● Assigned task:
Report every line of the records below that contains the word "signal".

Records drawn from a dataset:
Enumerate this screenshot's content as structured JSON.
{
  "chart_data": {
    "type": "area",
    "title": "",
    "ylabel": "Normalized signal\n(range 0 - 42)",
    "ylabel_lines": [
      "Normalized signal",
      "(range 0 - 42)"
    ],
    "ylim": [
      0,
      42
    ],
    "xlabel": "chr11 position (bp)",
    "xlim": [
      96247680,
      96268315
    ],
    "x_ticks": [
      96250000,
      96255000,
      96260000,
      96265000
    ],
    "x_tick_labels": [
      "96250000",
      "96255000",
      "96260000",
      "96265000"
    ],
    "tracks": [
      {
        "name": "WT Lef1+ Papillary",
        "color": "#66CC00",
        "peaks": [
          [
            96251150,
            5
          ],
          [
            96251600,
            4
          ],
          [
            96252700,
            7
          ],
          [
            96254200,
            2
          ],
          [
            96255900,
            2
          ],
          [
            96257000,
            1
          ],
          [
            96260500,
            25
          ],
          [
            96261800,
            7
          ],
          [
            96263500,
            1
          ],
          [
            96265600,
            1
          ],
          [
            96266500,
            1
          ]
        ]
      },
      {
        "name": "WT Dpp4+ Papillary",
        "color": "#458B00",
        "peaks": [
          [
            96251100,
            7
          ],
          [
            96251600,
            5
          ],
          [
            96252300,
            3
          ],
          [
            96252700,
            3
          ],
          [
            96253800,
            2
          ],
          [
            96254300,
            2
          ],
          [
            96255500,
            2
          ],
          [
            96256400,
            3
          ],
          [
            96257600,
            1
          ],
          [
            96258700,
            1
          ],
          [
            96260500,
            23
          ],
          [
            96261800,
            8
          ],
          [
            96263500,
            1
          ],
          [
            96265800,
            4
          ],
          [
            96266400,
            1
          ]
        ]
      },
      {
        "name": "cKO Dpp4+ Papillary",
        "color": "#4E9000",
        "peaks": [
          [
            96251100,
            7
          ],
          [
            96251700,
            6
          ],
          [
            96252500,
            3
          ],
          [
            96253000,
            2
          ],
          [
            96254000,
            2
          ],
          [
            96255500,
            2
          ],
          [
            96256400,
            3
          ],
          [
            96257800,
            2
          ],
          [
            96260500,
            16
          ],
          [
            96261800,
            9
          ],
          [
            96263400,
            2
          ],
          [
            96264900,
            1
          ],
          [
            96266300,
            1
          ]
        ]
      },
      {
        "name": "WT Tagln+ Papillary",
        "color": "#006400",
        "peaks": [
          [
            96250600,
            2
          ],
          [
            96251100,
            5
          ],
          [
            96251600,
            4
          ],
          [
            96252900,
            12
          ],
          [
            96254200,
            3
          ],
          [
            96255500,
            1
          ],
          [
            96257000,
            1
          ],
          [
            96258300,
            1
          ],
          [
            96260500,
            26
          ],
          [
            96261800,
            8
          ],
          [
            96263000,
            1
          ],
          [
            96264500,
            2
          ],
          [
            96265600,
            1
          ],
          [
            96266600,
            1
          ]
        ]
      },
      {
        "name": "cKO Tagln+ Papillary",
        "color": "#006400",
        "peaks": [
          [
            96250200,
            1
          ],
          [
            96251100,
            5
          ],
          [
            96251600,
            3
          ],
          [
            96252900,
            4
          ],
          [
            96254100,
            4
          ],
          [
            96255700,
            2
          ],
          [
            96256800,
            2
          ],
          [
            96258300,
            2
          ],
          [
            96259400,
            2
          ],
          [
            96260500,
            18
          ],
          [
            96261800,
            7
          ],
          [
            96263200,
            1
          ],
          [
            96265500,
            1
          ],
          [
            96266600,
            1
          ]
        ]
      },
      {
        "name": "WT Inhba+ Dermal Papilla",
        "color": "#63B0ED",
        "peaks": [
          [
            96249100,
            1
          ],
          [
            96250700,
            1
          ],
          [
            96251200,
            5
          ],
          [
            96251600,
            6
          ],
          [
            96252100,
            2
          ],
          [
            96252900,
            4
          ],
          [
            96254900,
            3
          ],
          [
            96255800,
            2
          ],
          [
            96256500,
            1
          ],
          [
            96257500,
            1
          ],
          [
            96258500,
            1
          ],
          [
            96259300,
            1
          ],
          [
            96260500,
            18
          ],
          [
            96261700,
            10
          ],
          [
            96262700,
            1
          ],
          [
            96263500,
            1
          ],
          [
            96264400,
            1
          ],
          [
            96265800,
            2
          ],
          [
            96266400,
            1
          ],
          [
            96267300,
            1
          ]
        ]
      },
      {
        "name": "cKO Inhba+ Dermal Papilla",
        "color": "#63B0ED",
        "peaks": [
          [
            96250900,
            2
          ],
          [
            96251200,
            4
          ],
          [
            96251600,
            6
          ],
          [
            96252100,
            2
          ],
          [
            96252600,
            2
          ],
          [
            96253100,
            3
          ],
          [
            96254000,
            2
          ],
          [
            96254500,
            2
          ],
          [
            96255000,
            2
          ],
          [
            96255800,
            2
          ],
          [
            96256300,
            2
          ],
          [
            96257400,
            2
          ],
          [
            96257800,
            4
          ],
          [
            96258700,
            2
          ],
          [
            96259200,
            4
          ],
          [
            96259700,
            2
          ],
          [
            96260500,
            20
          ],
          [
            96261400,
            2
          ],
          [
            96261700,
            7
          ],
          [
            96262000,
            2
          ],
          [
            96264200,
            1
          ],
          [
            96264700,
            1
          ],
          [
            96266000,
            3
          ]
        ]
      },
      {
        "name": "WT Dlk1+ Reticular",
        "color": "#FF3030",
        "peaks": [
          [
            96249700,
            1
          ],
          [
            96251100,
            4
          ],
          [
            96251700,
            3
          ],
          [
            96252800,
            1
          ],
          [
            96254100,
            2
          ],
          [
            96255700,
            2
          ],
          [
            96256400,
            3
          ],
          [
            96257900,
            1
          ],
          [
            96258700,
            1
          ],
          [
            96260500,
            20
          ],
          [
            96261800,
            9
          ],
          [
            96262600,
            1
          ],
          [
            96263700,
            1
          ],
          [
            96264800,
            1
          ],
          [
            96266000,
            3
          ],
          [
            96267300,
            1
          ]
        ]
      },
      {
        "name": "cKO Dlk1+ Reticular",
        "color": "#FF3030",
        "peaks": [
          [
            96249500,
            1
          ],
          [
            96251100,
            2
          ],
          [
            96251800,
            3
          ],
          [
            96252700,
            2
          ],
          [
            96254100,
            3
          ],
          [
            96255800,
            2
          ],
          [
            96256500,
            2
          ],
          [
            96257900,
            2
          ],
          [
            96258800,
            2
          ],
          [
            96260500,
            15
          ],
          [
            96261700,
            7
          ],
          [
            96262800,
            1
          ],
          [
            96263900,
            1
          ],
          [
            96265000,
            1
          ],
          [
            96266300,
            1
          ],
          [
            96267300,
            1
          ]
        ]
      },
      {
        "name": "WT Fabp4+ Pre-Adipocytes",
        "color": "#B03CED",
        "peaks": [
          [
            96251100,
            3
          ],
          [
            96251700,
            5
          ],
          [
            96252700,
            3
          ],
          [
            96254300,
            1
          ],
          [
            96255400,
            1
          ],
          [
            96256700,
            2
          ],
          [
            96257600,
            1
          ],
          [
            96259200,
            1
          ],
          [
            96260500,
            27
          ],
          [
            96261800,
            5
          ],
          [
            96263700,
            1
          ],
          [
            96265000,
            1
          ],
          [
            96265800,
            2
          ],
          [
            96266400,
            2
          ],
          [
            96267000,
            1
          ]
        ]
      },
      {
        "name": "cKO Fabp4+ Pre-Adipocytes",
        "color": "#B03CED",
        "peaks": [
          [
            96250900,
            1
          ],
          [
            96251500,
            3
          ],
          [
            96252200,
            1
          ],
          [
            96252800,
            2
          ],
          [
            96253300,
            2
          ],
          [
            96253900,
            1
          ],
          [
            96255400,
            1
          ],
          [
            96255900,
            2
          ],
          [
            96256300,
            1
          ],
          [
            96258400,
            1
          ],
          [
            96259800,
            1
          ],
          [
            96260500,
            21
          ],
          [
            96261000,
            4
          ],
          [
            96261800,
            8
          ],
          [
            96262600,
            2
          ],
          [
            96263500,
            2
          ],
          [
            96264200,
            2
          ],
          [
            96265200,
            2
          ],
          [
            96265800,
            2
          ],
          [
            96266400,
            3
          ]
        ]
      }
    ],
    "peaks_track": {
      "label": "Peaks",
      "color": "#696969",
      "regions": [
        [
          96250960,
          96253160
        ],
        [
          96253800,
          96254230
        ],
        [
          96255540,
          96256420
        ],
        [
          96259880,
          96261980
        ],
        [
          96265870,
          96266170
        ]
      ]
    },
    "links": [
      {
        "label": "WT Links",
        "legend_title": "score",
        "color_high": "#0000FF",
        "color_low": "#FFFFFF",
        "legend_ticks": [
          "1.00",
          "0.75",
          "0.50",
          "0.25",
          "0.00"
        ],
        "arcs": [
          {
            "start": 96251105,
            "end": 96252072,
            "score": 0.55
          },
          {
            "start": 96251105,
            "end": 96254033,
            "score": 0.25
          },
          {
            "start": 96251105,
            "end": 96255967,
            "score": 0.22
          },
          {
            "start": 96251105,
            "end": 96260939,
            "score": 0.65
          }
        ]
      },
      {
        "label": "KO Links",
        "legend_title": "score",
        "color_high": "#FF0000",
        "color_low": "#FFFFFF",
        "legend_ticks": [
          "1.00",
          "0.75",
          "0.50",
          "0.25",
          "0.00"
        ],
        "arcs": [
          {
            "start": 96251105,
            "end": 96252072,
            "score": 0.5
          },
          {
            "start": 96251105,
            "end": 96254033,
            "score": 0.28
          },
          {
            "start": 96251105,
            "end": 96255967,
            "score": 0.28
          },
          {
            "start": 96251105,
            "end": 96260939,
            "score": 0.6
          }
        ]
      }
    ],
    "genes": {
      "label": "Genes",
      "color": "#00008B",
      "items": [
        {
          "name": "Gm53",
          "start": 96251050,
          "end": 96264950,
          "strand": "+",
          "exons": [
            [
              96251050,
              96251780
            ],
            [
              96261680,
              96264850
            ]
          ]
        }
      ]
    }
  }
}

● Answer space:
    "ylabel": "Normalized signal\n(range 0 - 42)",
      "Normalized signal",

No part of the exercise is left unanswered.